--- Text passage ---
There are several makers of Linux laptops, at this point:
I've had great experiences buying from ZaReason, I know people who have had great experiences buying from System76, and ThinkPenguin is another option.
I'm writing this from a ZaReason UltraLap 430 (see recent review on Ars Technica, and a video review by Tom Merritt [note that there are a couple of mistakes about specs in the video]), which I love even more than the Thinkpad X-series that it replaced.
My wife has a ZaReason Alto 4330 that she loves even more than the Thinkpad X-series that it replaced.
For work, I've had several ZaReason machines--including some Alto 3880 laptops (the previous generation of what my wife now has). We got the Altos with 8-way multiprocessing (4-core + hyperthreading) and gobs of RAM, with run-times of 3-4 hours on a single charge and weight just over 4 lbs; they've made fantastic developers' laptops for us.
And, for what you get, the ZaReason machines aren't even that expensive (seriously--a monster-power Alto is only ~$1k).
If you ask for it, the computers even come with whatever username you want setup--you don't even have to fill your name into the account; you just turn the computers on and use them (if you don't ask for it, they infer it from the name on the order).
As I understand it from my friends, System 76 is basically the same way, except that they're Ubuntu only.
--- Data to examine ---
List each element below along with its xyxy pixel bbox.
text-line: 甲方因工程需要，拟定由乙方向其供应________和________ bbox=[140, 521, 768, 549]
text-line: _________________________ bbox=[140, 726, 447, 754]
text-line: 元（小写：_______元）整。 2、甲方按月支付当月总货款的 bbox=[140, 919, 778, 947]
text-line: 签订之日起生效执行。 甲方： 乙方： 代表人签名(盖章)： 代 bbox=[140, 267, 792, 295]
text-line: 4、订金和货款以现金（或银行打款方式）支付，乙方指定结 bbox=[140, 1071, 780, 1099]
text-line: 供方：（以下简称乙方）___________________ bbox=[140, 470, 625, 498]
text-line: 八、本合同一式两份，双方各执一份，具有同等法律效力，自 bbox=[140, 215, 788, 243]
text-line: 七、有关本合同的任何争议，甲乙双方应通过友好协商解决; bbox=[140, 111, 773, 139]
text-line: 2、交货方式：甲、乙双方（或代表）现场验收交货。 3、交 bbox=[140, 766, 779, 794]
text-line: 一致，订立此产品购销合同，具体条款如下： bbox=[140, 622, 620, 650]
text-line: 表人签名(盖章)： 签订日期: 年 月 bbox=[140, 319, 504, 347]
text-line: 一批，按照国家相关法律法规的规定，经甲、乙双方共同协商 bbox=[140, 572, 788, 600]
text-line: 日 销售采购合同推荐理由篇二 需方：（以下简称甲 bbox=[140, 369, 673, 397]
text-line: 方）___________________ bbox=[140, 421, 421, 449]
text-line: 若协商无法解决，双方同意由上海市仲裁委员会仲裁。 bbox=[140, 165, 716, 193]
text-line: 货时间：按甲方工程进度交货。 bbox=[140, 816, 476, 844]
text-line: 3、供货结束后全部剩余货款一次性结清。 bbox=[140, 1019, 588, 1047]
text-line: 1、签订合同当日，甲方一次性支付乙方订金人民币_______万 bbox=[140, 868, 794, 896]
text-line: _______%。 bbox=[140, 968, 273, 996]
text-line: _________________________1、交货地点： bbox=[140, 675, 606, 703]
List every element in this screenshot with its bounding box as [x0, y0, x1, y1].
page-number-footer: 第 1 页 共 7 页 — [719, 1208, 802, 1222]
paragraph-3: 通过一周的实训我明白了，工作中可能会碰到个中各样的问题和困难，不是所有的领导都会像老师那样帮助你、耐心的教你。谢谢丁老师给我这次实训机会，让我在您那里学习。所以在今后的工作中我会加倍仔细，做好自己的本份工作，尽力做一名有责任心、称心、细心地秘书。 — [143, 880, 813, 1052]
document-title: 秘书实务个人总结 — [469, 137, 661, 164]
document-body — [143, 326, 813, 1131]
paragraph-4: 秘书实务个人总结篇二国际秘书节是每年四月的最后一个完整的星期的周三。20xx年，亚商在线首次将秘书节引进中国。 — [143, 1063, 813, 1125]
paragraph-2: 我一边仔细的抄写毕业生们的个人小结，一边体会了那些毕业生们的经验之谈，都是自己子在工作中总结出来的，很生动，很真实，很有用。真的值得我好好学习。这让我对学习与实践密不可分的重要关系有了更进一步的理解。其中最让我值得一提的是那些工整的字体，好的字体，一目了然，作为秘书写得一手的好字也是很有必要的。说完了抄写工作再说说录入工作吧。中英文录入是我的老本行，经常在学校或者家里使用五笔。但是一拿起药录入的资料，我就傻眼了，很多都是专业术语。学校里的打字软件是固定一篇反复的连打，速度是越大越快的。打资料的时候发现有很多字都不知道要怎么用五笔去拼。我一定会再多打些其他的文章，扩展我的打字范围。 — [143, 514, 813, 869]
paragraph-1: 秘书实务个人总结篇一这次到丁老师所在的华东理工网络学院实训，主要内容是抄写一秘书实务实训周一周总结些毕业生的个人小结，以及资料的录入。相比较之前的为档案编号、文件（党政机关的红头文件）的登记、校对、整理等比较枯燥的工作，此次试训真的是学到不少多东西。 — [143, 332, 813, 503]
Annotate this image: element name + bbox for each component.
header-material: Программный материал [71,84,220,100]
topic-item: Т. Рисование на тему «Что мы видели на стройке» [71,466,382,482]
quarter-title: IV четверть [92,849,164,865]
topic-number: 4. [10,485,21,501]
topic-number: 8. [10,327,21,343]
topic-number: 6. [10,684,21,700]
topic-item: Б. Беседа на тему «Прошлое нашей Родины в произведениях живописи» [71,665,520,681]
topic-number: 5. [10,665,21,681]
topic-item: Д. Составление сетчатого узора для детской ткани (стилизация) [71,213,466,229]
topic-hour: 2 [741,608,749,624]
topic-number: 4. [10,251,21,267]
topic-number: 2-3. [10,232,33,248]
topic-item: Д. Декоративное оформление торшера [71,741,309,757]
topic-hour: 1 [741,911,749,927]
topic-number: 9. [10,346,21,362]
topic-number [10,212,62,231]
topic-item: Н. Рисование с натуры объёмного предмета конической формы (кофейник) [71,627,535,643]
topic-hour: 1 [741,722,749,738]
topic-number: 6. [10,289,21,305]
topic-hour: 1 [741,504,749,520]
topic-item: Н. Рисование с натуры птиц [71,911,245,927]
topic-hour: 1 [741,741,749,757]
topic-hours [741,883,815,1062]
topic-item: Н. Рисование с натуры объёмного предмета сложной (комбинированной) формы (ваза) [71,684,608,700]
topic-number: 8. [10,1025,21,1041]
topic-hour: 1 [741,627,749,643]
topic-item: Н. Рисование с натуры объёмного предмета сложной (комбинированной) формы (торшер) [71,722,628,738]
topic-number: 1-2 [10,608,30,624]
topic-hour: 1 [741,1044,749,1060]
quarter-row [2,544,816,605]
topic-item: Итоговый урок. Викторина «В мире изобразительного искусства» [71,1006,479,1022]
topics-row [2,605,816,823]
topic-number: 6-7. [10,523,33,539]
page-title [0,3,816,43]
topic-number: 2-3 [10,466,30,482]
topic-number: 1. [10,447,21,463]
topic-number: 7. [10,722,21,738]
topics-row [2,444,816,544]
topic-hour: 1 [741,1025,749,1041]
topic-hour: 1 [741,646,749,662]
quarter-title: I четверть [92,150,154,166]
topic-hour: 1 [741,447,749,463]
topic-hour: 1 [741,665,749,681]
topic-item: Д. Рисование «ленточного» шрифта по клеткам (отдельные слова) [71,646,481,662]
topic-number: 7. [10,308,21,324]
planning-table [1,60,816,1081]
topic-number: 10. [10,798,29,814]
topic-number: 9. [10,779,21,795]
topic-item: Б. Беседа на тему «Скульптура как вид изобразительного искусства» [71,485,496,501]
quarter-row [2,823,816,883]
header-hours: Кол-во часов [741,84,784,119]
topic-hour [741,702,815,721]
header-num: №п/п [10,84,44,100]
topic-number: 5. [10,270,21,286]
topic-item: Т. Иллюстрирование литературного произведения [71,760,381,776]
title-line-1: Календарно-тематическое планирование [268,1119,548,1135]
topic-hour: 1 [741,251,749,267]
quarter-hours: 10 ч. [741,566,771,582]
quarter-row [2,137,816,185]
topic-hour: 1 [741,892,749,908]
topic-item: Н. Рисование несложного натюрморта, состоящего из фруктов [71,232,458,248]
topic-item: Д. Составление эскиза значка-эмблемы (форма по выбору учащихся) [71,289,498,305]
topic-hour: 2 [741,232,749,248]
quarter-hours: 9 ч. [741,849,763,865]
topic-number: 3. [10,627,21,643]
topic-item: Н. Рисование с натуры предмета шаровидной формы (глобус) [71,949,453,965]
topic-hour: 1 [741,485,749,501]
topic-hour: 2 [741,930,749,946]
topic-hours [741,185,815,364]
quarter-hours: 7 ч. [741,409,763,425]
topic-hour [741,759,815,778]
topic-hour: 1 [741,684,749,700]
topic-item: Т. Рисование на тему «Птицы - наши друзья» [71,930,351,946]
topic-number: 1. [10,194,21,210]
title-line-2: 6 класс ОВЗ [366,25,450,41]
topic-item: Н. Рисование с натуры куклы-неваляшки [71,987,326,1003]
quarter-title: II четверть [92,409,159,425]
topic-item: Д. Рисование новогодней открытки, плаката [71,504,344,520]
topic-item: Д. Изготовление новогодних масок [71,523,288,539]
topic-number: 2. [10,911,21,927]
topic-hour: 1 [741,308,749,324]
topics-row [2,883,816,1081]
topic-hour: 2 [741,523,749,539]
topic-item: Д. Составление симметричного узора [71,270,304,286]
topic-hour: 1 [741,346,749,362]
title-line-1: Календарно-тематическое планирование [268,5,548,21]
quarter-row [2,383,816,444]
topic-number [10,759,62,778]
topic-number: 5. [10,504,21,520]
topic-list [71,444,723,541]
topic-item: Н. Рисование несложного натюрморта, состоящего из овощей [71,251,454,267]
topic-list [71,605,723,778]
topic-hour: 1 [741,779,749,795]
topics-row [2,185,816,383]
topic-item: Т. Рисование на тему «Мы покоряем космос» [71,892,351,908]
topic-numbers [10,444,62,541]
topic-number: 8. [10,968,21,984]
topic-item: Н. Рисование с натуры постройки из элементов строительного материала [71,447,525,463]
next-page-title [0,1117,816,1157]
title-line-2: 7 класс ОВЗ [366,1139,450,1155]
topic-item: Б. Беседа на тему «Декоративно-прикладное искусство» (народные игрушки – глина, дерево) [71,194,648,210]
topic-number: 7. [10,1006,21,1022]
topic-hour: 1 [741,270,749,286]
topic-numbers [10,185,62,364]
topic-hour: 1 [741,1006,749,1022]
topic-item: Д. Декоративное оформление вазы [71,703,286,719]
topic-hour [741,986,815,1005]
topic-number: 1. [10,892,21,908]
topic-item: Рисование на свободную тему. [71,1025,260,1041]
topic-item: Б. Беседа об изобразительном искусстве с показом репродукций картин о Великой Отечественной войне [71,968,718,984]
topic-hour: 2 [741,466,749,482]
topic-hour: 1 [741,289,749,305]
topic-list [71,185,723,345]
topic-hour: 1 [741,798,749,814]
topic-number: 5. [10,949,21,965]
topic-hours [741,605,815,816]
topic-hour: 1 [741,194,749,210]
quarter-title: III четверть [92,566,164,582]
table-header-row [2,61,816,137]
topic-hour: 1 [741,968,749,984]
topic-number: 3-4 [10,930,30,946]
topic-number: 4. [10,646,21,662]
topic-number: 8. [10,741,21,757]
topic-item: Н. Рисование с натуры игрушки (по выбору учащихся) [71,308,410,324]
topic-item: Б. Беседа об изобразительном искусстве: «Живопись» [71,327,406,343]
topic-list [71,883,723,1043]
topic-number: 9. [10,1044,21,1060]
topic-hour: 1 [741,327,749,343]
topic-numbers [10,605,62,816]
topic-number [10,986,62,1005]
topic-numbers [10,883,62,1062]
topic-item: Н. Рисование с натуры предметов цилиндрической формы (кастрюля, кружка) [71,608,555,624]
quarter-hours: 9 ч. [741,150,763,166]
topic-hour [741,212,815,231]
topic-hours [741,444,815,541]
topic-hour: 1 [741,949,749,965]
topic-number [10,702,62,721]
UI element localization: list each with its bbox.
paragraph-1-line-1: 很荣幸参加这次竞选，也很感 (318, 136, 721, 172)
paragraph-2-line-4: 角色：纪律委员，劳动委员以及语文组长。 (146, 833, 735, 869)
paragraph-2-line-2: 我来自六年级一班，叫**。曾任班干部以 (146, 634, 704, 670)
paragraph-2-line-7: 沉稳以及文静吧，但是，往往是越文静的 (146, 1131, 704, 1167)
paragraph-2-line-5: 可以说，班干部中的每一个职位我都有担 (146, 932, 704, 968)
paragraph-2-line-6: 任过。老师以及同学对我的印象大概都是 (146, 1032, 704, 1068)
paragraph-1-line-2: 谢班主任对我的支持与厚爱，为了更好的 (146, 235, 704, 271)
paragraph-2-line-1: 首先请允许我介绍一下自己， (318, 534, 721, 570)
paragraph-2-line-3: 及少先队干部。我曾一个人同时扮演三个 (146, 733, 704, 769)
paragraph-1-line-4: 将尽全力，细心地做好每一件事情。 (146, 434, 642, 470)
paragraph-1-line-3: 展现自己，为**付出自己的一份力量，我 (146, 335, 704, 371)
---
### What the task asks
Copy everything in the Linux laptops text from "If you ask for" down to "on the order).", word for word.

### Reply to the exercise
If you ask for it, the computers even come with whatever username you want setup--you don't even have to fill your name into the account; you just turn the computers on and use them (if you don't ask for it, they infer it from the name on the order).